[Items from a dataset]
----------

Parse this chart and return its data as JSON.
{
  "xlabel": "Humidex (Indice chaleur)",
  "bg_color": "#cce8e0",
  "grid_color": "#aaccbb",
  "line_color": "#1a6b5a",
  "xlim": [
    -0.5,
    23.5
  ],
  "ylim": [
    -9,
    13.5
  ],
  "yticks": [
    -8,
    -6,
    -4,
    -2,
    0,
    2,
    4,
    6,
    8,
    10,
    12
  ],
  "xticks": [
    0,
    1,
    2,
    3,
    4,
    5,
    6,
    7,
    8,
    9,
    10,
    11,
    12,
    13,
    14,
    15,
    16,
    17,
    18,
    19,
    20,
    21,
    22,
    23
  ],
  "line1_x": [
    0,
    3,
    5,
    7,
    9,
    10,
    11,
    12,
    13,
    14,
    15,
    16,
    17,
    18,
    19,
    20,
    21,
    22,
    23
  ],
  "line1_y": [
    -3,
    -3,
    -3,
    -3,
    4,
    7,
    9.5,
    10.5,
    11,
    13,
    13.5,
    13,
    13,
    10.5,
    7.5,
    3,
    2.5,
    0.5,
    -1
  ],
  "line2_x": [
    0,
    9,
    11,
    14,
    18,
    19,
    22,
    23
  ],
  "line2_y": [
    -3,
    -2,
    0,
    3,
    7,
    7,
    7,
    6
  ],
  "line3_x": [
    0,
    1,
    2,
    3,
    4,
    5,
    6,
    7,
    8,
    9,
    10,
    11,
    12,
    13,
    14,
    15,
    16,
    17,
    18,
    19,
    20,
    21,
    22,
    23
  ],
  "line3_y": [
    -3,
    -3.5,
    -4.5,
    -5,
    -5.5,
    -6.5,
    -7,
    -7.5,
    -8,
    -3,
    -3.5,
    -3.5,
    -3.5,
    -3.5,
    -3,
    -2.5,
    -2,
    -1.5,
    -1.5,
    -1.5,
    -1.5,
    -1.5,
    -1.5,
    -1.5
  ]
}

----------

**Given exercise**
Repeat the material word for word, in full.

**Task response**
Parse this chart and return its data as JSON.
{
  "xlabel": "Humidex (Indice chaleur)",
  "bg_color": "#cce8e0",
  "grid_color": "#aaccbb",
  "line_color": "#1a6b5a",
  "xlim": [
    -0.5,
    23.5
  ],
  "ylim": [
    -9,
    13.5
  ],
  "yticks": [
    -8,
    -6,
    -4,
    -2,
    0,
    2,
    4,
    6,
    8,
    10,
    12
  ],
  "xticks": [
    0,
    1,
    2,
    3,
    4,
    5,
    6,
    7,
    8,
    9,
    10,
    11,
    12,
    13,
    14,
    15,
    16,
    17,
    18,
    19,
    20,
    21,
    22,
    23
  ],
  "line1_x": [
    0,
    3,
    5,
    7,
    9,
    10,
    11,
    12,
    13,
    14,
    15,
    16,
    17,
    18,
    19,
    20,
    21,
    22,
    23
  ],
  "line1_y": [
    -3,
    -3,
    -3,
    -3,
    4,
    7,
    9.5,
    10.5,
    11,
    13,
    13.5,
    13,
    13,
    10.5,
    7.5,
    3,
    2.5,
    0.5,
    -1
  ],
  "line2_x": [
    0,
    9,
    11,
    14,
    18,
    19,
    22,
    23
  ],
  "line2_y": [
    -3,
    -2,
    0,
    3,
    7,
    7,
    7,
    6
  ],
  "line3_x": [
    0,
    1,
    2,
    3,
    4,
    5,
    6,
    7,
    8,
    9,
    10,
    11,
    12,
    13,
    14,
    15,
    16,
    17,
    18,
    19,
    20,
    21,
    22,
    23
  ],
  "line3_y": [
    -3,
    -3.5,
    -4.5,
    -5,
    -5.5,
    -6.5,
    -7,
    -7.5,
    -8,
    -3,
    -3.5,
    -3.5,
    -3.5,
    -3.5,
    -3,
    -2.5,
    -2,
    -1.5,
    -1.5,
    -1.5,
    -1.5,
    -1.5,
    -1.5,
    -1.5
  ]
}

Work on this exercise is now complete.